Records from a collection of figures
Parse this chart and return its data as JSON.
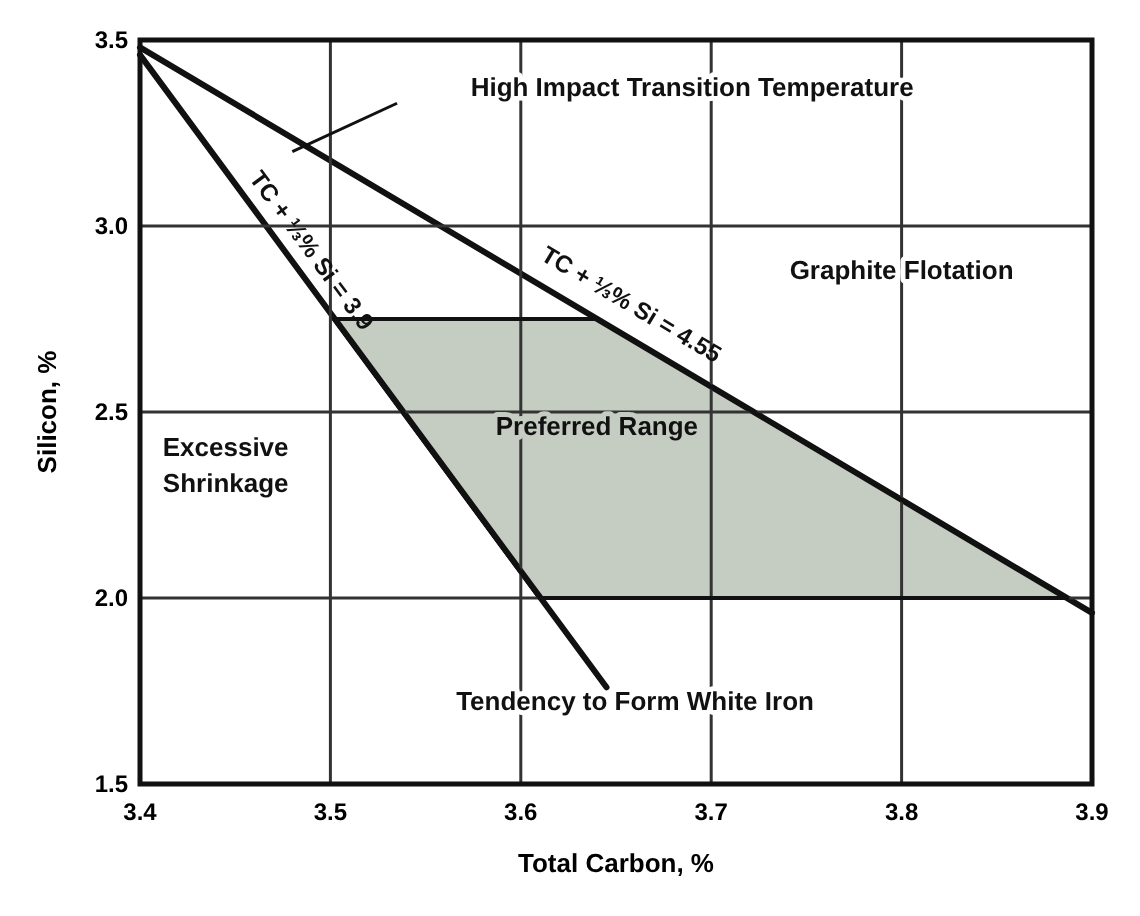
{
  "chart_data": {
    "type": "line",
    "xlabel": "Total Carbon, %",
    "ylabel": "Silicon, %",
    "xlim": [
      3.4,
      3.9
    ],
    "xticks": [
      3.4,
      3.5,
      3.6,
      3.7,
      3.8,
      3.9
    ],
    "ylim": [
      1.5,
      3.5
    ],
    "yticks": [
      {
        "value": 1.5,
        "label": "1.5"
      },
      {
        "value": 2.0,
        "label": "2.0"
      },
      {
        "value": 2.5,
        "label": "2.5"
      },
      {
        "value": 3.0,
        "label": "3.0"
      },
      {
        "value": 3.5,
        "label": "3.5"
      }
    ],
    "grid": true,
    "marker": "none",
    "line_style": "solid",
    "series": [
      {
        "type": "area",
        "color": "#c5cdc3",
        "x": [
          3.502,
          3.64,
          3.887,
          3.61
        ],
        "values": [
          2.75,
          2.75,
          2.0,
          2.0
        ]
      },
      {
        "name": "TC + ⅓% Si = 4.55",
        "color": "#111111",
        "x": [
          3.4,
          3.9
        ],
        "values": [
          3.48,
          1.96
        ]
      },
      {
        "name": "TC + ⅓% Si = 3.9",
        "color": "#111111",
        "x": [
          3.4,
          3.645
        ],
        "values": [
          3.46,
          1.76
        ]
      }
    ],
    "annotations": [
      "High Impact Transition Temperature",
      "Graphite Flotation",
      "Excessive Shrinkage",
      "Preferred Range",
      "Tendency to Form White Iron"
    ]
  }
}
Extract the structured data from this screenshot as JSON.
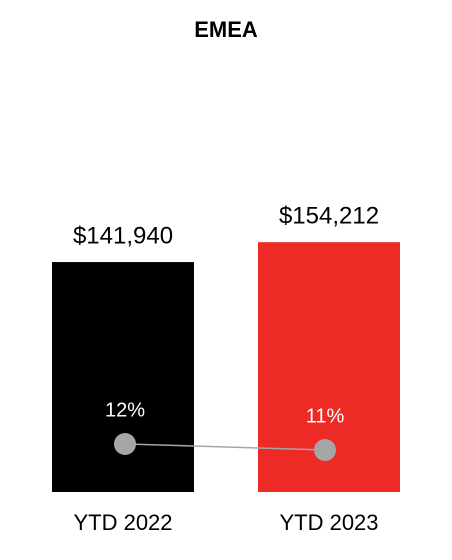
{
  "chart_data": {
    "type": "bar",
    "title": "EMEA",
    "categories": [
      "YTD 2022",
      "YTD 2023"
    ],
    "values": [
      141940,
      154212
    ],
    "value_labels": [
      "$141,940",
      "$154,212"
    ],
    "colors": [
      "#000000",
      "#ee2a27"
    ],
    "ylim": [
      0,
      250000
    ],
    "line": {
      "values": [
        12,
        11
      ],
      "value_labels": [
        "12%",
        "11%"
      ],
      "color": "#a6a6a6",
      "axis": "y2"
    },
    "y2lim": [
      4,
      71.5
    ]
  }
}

▸ EXERCISE TASK:
Reproduce word for word the lines running from the line with "Extract the structured" through the end of the data, both included, and nothing else; leave out the pictures.

▸ EXPECTED ANSWER:
Extract the structured data from this screenshot as JSON.
{
  "chart_data": {
    "type": "bar",
    "title": "EMEA",
    "categories": [
      "YTD 2022",
      "YTD 2023"
    ],
    "values": [
      141940,
      154212
    ],
    "value_labels": [
      "$141,940",
      "$154,212"
    ],
    "colors": [
      "#000000",
      "#ee2a27"
    ],
    "ylim": [
      0,
      250000
    ],
    "line": {
      "values": [
        12,
        11
      ],
      "value_labels": [
        "12%",
        "11%"
      ],
      "color": "#a6a6a6",
      "axis": "y2"
    },
    "y2lim": [
      4,
      71.5
    ]
  }
}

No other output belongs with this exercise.